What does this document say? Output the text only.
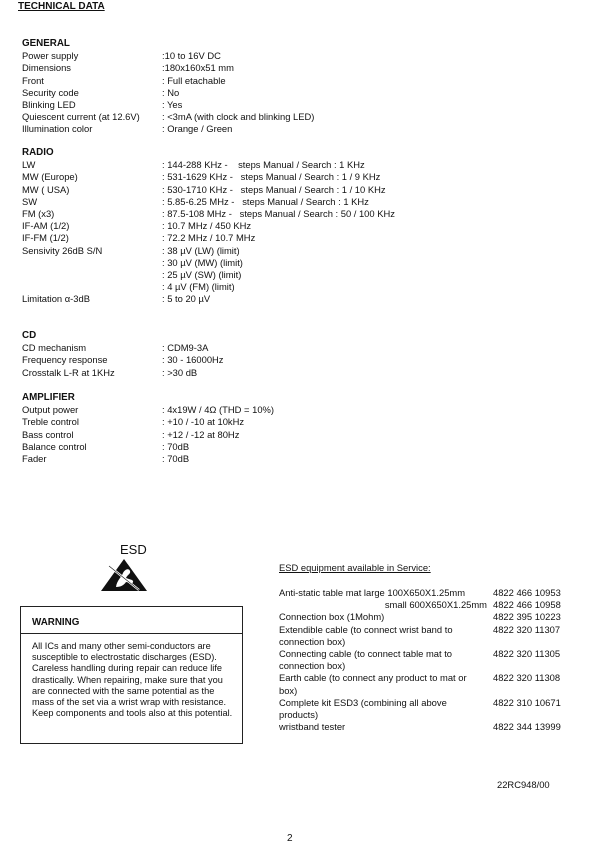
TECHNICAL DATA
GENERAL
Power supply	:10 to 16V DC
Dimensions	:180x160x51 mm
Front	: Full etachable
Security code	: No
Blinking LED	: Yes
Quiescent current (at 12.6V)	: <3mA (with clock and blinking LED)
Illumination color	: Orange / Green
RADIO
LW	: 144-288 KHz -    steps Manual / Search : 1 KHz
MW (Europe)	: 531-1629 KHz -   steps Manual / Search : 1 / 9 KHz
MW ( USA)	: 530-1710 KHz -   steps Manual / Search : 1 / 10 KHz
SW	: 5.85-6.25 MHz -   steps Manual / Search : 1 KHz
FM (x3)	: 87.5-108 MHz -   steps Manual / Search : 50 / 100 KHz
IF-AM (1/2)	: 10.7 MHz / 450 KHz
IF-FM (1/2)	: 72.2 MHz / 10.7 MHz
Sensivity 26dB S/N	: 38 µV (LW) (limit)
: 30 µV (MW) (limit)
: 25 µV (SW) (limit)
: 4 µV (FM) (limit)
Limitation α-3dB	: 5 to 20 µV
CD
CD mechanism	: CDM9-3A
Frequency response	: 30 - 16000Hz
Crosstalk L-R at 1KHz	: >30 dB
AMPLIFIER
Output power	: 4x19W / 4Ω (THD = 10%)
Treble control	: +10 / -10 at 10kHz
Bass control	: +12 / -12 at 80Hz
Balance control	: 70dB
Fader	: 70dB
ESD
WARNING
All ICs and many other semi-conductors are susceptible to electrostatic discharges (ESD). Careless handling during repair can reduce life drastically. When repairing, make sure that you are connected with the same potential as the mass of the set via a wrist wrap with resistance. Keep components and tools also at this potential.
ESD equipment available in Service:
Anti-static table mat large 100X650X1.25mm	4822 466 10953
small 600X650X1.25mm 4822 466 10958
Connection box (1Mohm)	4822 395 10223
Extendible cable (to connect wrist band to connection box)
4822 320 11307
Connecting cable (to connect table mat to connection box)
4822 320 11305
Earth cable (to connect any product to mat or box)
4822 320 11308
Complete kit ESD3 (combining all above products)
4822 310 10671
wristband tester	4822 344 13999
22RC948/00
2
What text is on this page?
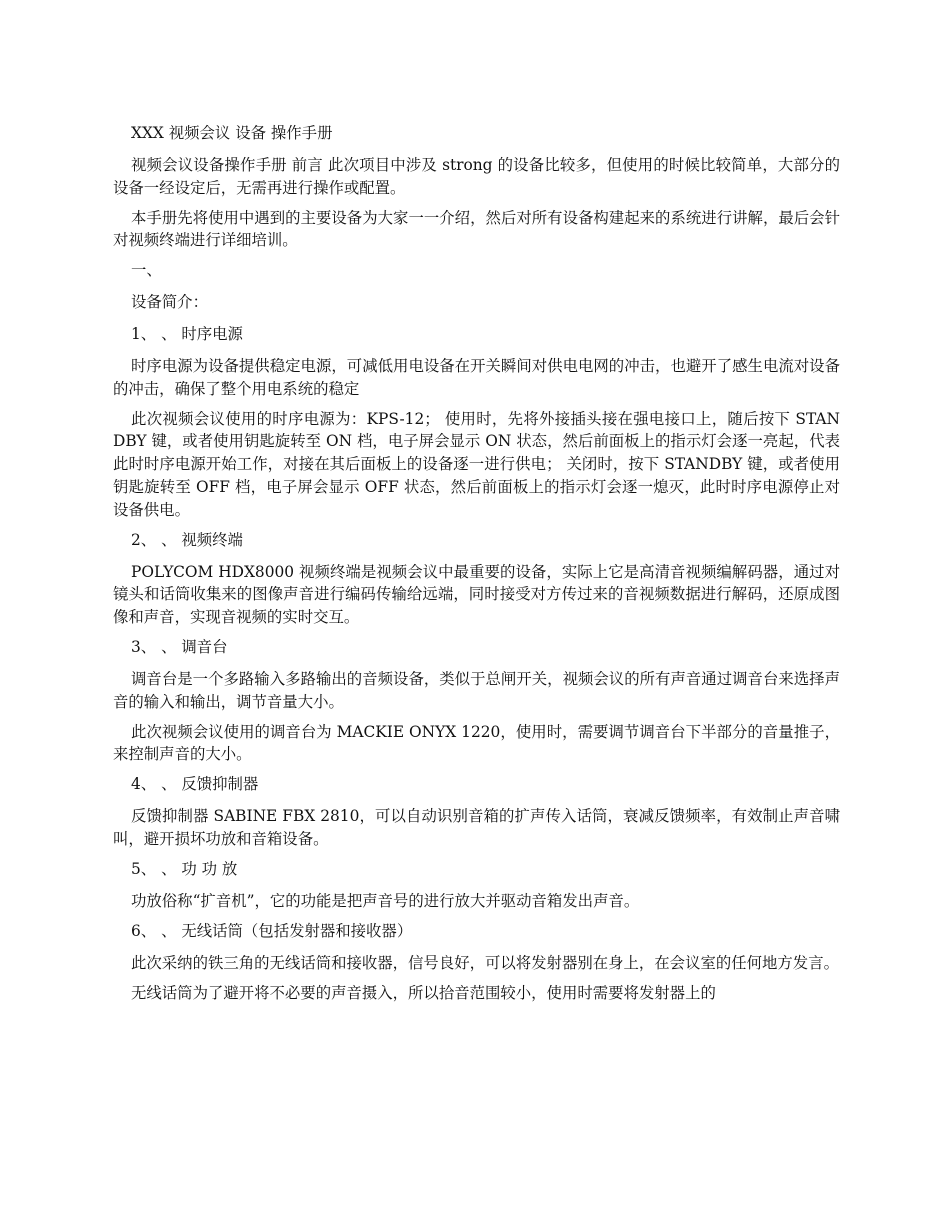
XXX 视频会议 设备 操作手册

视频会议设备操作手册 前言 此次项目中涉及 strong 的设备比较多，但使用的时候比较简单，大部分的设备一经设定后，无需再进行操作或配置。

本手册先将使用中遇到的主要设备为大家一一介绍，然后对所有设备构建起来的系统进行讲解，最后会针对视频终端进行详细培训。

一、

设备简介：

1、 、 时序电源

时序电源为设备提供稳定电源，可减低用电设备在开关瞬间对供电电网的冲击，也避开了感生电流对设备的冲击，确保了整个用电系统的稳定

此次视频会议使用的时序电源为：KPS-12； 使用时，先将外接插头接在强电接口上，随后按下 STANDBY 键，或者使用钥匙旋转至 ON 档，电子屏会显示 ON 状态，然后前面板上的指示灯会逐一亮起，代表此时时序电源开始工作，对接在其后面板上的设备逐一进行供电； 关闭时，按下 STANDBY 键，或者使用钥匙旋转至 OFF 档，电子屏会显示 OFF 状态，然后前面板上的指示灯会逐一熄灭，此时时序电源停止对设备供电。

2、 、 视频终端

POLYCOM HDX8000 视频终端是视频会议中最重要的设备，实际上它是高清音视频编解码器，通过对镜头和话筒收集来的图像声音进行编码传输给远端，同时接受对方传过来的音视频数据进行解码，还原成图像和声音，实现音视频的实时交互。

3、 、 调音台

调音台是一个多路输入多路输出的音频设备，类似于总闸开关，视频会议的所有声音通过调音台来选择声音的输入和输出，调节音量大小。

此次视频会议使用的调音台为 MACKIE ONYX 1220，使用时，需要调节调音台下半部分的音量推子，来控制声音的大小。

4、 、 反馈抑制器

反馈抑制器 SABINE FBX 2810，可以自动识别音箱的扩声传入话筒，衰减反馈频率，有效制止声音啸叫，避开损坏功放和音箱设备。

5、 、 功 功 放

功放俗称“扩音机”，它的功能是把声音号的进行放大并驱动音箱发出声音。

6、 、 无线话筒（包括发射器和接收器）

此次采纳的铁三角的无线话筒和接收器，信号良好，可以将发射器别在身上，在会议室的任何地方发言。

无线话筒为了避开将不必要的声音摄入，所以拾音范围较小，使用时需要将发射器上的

________________________________________

Filter the entries down to the lines containing "table". Copy each of those lines.

Response below:
Anti-static table mat large 100X650X1.25mm	4822 466 10953
Connecting cable (to connect table mat to connection box)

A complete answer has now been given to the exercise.